| EXERCISE AIM |
Reproduce as a numbered list the lines of the entries below, starting with the line that contains "body-line: изложить пункты" and ending with the line that contains "1472, 323, 1502]". Omit any blank lines.

| SUPPLIED DATA |

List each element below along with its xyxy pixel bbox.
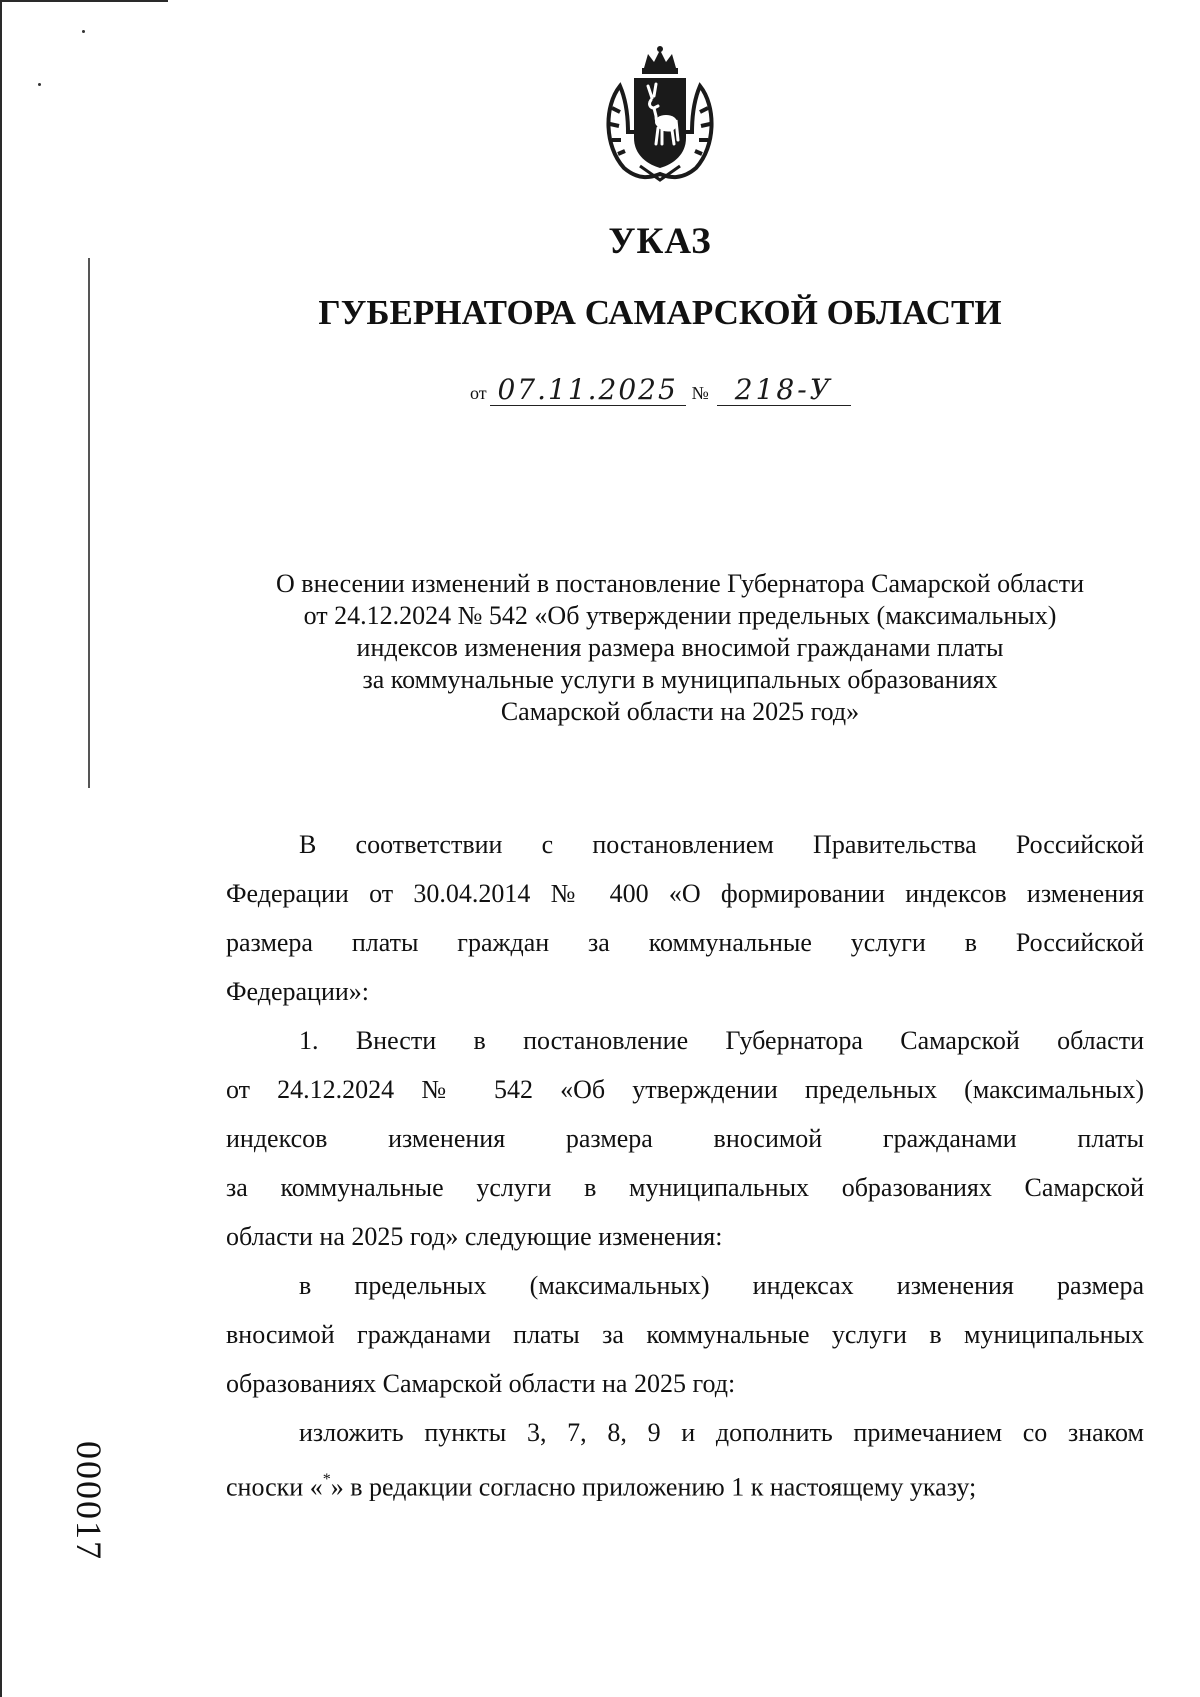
body-line: изложить пункты 3, 7, 8, 9 и дополнить примечанием со знаком — [299, 1418, 1144, 1447]
body-line: области на 2025 год» следующие изменения: — [226, 1222, 723, 1251]
subject-line: индексов изменения размера вносимой гражданами платы — [356, 633, 1004, 662]
margin-registration-stamp: 000017 — [69, 1441, 109, 1561]
subject-line: О внесении изменений в постановление Губернатора Самарской области — [276, 569, 1084, 598]
body-line: образованиях Самарской области на 2025 год: — [226, 1369, 736, 1398]
body-line: Федерации от 30.04.2014 № 400 «О формировании индексов изменения — [226, 879, 1144, 908]
footnote-text-after: » в редакции согласно приложению 1 к настоящему указу; — [330, 1472, 977, 1502]
body-line: от 24.12.2024 № 542 «Об утверждении предельных (максимальных) — [226, 1075, 1144, 1104]
body-line: за коммунальные услуги в муниципальных образованиях Самарской — [226, 1173, 1144, 1202]
body-line: размера платы граждан за коммунальные услуги в Российской — [226, 928, 1144, 957]
number-prefix: № — [691, 383, 709, 403]
body-line — [226, 1457, 1144, 1512]
date-number-line — [470, 372, 851, 406]
body-line: 1. Внести в постановление Губернатора Самарской области — [299, 1026, 1144, 1055]
body-line: в предельных (максимальных) индексах изменения размера — [299, 1271, 1144, 1300]
body-line: индексов изменения размера вносимой гражданами платы — [226, 1124, 1144, 1153]
instruction-paragraph — [226, 1408, 1144, 1512]
subject-line: Самарской области на 2025 год» — [500, 697, 860, 726]
scan-speck — [82, 30, 85, 33]
date-prefix: от — [470, 383, 487, 403]
footnote-text-before: сноски « — [226, 1472, 323, 1502]
subject-line: от 24.12.2024 № 542 «Об утверждении предельных (максимальных) — [303, 601, 1057, 630]
samara-coat-of-arms-icon — [598, 46, 722, 182]
scan-border-top — [0, 0, 168, 2]
decree-issuer: ГУБЕРНАТОРА САМАРСКОЙ ОБЛАСТИ — [318, 293, 1002, 332]
preamble-paragraph — [226, 820, 1144, 1016]
decree-subject — [230, 568, 1130, 728]
amendment-paragraph — [226, 1261, 1144, 1408]
handwritten-date: 07.11.2025 — [490, 375, 686, 406]
clause-1-paragraph — [226, 1016, 1144, 1261]
scan-margin-line — [88, 258, 90, 788]
handwritten-number: 218-У — [717, 375, 851, 406]
body-line: В соответствии с постановлением Правительства Российской — [299, 830, 1144, 859]
body-line: вносимой гражданами платы за коммунальные услуги в муниципальных — [226, 1320, 1144, 1349]
footnote-mark: * — [322, 1471, 331, 1488]
body-line: Федерации»: — [226, 977, 370, 1006]
decree-body — [226, 820, 1144, 1512]
scan-speck — [38, 83, 41, 86]
subject-line: за коммунальные услуги в муниципальных образованиях — [362, 665, 998, 694]
decree-heading: УКАЗ — [608, 221, 712, 262]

| RESULT OF THE EXERCISE |
1. body-line: изложить пункты 3, 7, 8, 9 и дополнить примечанием со знаком — [299, 1418, 1144, 1447]
2. body-line: области на 2025 год» следующие изменения: — [226, 1222, 723, 1251]
3. subject-line: индексов изменения размера вносимой гражданами платы — [356, 633, 1004, 662]
4. margin-registration-stamp: 000017 — [69, 1441, 109, 1561]
5. subject-line: О внесении изменений в постановление Губернатора Самарской области — [276, 569, 1084, 598]
6. body-line: образованиях Самарской области на 2025 год: — [226, 1369, 736, 1398]
7. body-line: Федерации от 30.04.2014 № 400 «О формировании индексов изменения — [226, 879, 1144, 908]
8. footnote-text-after: » в редакции согласно приложению 1 к настоящему указу; — [330, 1472, 977, 1502]
9. body-line: от 24.12.2024 № 542 «Об утверждении предельных (максимальных) — [226, 1075, 1144, 1104]
10. body-line: за коммунальные услуги в муниципальных образованиях Самарской — [226, 1173, 1144, 1202]
11. body-line: размера платы граждан за коммунальные услуги в Российской — [226, 928, 1144, 957]
12. number-prefix: № — [691, 383, 709, 403]
13. body-line — [226, 1457, 1144, 1512]
14. date-number-line — [470, 372, 851, 406]
15. body-line: 1. Внести в постановление Губернатора Самарской области — [299, 1026, 1144, 1055]
16. body-line: в предельных (максимальных) индексах изменения размера — [299, 1271, 1144, 1300]
17. body-line: индексов изменения размера вносимой гражданами платы — [226, 1124, 1144, 1153]
18. instruction-paragraph — [226, 1408, 1144, 1512]
19. subject-line: Самарской области на 2025 год» — [500, 697, 860, 726]
20. scan-speck — [82, 30, 85, 33]
21. date-prefix: от — [470, 383, 487, 403]
22. footnote-text-before: сноски « — [226, 1472, 323, 1502]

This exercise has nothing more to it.